» **GOAL**:
Print every entry exactly as written.

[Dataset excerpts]
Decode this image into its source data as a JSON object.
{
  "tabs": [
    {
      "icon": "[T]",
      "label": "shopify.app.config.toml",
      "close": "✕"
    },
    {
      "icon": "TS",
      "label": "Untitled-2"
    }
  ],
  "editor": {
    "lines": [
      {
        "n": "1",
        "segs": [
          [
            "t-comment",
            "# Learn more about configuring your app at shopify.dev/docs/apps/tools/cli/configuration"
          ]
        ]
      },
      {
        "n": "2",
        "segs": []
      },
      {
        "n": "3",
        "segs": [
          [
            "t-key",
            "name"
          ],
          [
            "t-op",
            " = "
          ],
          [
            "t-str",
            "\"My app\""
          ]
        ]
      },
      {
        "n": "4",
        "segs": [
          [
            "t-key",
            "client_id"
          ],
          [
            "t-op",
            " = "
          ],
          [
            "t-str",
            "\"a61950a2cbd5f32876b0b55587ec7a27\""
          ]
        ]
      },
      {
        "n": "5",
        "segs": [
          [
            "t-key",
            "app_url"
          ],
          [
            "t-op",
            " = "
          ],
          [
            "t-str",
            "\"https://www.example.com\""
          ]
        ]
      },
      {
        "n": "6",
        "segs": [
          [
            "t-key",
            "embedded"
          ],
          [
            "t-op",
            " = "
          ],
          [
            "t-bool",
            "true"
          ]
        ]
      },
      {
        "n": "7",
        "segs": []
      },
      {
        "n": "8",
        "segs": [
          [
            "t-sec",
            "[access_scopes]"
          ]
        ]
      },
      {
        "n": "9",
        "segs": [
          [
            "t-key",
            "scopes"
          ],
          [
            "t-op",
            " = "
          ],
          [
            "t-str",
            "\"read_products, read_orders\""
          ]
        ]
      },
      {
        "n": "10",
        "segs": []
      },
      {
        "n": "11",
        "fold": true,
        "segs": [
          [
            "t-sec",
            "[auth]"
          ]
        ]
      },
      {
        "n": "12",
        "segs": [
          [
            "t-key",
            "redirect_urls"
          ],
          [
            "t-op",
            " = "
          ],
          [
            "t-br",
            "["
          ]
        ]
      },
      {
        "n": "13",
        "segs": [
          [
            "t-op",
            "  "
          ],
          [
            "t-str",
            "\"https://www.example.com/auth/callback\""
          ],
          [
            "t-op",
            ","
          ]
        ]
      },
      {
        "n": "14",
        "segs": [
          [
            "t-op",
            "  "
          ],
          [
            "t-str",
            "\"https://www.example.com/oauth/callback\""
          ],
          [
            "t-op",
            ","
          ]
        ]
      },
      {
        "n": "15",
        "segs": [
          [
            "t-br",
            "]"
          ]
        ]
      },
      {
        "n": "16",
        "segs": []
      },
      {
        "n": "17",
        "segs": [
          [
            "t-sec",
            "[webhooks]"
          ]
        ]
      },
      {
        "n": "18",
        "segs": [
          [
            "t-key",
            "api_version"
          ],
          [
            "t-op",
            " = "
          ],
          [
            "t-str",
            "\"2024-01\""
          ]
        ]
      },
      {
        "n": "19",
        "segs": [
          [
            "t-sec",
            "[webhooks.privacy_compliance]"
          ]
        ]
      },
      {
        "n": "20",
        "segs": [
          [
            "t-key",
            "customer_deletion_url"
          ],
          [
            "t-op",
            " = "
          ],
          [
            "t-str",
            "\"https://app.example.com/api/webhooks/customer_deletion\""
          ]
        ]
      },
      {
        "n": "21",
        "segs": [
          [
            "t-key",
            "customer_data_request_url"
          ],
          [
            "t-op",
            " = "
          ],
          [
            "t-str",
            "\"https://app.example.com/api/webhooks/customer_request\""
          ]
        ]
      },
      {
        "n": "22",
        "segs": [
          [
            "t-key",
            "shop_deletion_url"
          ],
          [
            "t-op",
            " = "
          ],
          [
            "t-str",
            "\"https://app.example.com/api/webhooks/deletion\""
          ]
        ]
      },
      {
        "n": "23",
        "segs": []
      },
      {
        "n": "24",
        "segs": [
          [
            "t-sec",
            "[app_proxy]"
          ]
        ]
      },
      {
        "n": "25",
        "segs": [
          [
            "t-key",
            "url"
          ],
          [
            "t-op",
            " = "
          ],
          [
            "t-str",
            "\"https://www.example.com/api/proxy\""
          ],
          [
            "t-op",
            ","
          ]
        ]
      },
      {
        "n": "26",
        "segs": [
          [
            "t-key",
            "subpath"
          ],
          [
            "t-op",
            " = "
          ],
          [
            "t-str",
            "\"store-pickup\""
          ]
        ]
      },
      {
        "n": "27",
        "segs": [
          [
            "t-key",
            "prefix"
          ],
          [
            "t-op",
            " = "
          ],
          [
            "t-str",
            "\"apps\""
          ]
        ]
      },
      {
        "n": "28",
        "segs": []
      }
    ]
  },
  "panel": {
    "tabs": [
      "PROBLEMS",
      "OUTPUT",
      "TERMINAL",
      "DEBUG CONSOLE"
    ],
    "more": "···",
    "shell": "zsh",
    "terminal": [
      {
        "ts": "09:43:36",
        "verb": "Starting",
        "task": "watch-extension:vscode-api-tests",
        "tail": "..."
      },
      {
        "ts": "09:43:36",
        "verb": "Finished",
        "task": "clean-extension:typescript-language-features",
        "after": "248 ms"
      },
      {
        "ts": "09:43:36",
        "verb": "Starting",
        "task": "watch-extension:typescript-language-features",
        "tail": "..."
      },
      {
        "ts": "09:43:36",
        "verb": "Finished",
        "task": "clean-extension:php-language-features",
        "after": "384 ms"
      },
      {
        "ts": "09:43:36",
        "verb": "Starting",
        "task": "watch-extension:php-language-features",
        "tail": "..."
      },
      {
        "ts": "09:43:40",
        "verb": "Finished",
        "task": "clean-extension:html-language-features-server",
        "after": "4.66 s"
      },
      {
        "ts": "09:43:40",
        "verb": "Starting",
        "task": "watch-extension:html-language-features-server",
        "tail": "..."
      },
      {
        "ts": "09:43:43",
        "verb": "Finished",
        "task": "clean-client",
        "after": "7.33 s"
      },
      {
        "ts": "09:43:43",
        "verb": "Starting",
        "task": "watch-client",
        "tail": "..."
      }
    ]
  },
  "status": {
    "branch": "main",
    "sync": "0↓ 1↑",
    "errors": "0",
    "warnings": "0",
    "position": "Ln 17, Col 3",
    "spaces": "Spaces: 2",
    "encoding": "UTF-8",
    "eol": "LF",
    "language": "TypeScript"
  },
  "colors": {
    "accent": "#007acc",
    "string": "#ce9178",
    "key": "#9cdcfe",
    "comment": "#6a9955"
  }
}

» **THE REPLY**:
Decode this image into its source data as a JSON object.
{
  "tabs": [
    {
      "icon": "[T]",
      "label": "shopify.app.config.toml",
      "close": "✕"
    },
    {
      "icon": "TS",
      "label": "Untitled-2"
    }
  ],
  "editor": {
    "lines": [
      {
        "n": "1",
        "segs": [
          [
            "t-comment",
            "# Learn more about configuring your app at shopify.dev/docs/apps/tools/cli/configuration"
          ]
        ]
      },
      {
        "n": "2",
        "segs": []
      },
      {
        "n": "3",
        "segs": [
          [
            "t-key",
            "name"
          ],
          [
            "t-op",
            " = "
          ],
          [
            "t-str",
            "\"My app\""
          ]
        ]
      },
      {
        "n": "4",
        "segs": [
          [
            "t-key",
            "client_id"
          ],
          [
            "t-op",
            " = "
          ],
          [
            "t-str",
            "\"a61950a2cbd5f32876b0b55587ec7a27\""
          ]
        ]
      },
      {
        "n": "5",
        "segs": [
          [
            "t-key",
            "app_url"
          ],
          [
            "t-op",
            " = "
          ],
          [
            "t-str",
            "\"https://www.example.com\""
          ]
        ]
      },
      {
        "n": "6",
        "segs": [
          [
            "t-key",
            "embedded"
          ],
          [
            "t-op",
            " = "
          ],
          [
            "t-bool",
            "true"
          ]
        ]
      },
      {
        "n": "7",
        "segs": []
      },
      {
        "n": "8",
        "segs": [
          [
            "t-sec",
            "[access_scopes]"
          ]
        ]
      },
      {
        "n": "9",
        "segs": [
          [
            "t-key",
            "scopes"
          ],
          [
            "t-op",
            " = "
          ],
          [
            "t-str",
            "\"read_products, read_orders\""
          ]
        ]
      },
      {
        "n": "10",
        "segs": []
      },
      {
        "n": "11",
        "fold": true,
        "segs": [
          [
            "t-sec",
            "[auth]"
          ]
        ]
      },
      {
        "n": "12",
        "segs": [
          [
            "t-key",
            "redirect_urls"
          ],
          [
            "t-op",
            " = "
          ],
          [
            "t-br",
            "["
          ]
        ]
      },
      {
        "n": "13",
        "segs": [
          [
            "t-op",
            "  "
          ],
          [
            "t-str",
            "\"https://www.example.com/auth/callback\""
          ],
          [
            "t-op",
            ","
          ]
        ]
      },
      {
        "n": "14",
        "segs": [
          [
            "t-op",
            "  "
          ],
          [
            "t-str",
            "\"https://www.example.com/oauth/callback\""
          ],
          [
            "t-op",
            ","
          ]
        ]
      },
      {
        "n": "15",
        "segs": [
          [
            "t-br",
            "]"
          ]
        ]
      },
      {
        "n": "16",
        "segs": []
      },
      {
        "n": "17",
        "segs": [
          [
            "t-sec",
            "[webhooks]"
          ]
        ]
      },
      {
        "n": "18",
        "segs": [
          [
            "t-key",
            "api_version"
          ],
          [
            "t-op",
            " = "
          ],
          [
            "t-str",
            "\"2024-01\""
          ]
        ]
      },
      {
        "n": "19",
        "segs": [
          [
            "t-sec",
            "[webhooks.privacy_compliance]"
          ]
        ]
      },
      {
        "n": "20",
        "segs": [
          [
            "t-key",
            "customer_deletion_url"
          ],
          [
            "t-op",
            " = "
          ],
          [
            "t-str",
            "\"https://app.example.com/api/webhooks/customer_deletion\""
          ]
        ]
      },
      {
        "n": "21",
        "segs": [
          [
            "t-key",
            "customer_data_request_url"
          ],
          [
            "t-op",
            " = "
          ],
          [
            "t-str",
            "\"https://app.example.com/api/webhooks/customer_request\""
          ]
        ]
      },
      {
        "n": "22",
        "segs": [
          [
            "t-key",
            "shop_deletion_url"
          ],
          [
            "t-op",
            " = "
          ],
          [
            "t-str",
            "\"https://app.example.com/api/webhooks/deletion\""
          ]
        ]
      },
      {
        "n": "23",
        "segs": []
      },
      {
        "n": "24",
        "segs": [
          [
            "t-sec",
            "[app_proxy]"
          ]
        ]
      },
      {
        "n": "25",
        "segs": [
          [
            "t-key",
            "url"
          ],
          [
            "t-op",
            " = "
          ],
          [
            "t-str",
            "\"https://www.example.com/api/proxy\""
          ],
          [
            "t-op",
            ","
          ]
        ]
      },
      {
        "n": "26",
        "segs": [
          [
            "t-key",
            "subpath"
          ],
          [
            "t-op",
            " = "
          ],
          [
            "t-str",
            "\"store-pickup\""
          ]
        ]
      },
      {
        "n": "27",
        "segs": [
          [
            "t-key",
            "prefix"
          ],
          [
            "t-op",
            " = "
          ],
          [
            "t-str",
            "\"apps\""
          ]
        ]
      },
      {
        "n": "28",
        "segs": []
      }
    ]
  },
  "panel": {
    "tabs": [
      "PROBLEMS",
      "OUTPUT",
      "TERMINAL",
      "DEBUG CONSOLE"
    ],
    "more": "···",
    "shell": "zsh",
    "terminal": [
      {
        "ts": "09:43:36",
        "verb": "Starting",
        "task": "watch-extension:vscode-api-tests",
        "tail": "..."
      },
      {
        "ts": "09:43:36",
        "verb": "Finished",
        "task": "clean-extension:typescript-language-features",
        "after": "248 ms"
      },
      {
        "ts": "09:43:36",
        "verb": "Starting",
        "task": "watch-extension:typescript-language-features",
        "tail": "..."
      },
      {
        "ts": "09:43:36",
        "verb": "Finished",
        "task": "clean-extension:php-language-features",
        "after": "384 ms"
      },
      {
        "ts": "09:43:36",
        "verb": "Starting",
        "task": "watch-extension:php-language-features",
        "tail": "..."
      },
      {
        "ts": "09:43:40",
        "verb": "Finished",
        "task": "clean-extension:html-language-features-server",
        "after": "4.66 s"
      },
      {
        "ts": "09:43:40",
        "verb": "Starting",
        "task": "watch-extension:html-language-features-server",
        "tail": "..."
      },
      {
        "ts": "09:43:43",
        "verb": "Finished",
        "task": "clean-client",
        "after": "7.33 s"
      },
      {
        "ts": "09:43:43",
        "verb": "Starting",
        "task": "watch-client",
        "tail": "..."
      }
    ]
  },
  "status": {
    "branch": "main",
    "sync": "0↓ 1↑",
    "errors": "0",
    "warnings": "0",
    "position": "Ln 17, Col 3",
    "spaces": "Spaces: 2",
    "encoding": "UTF-8",
    "eol": "LF",
    "language": "TypeScript"
  },
  "colors": {
    "accent": "#007acc",
    "string": "#ce9178",
    "key": "#9cdcfe",
    "comment": "#6a9955"
  }
}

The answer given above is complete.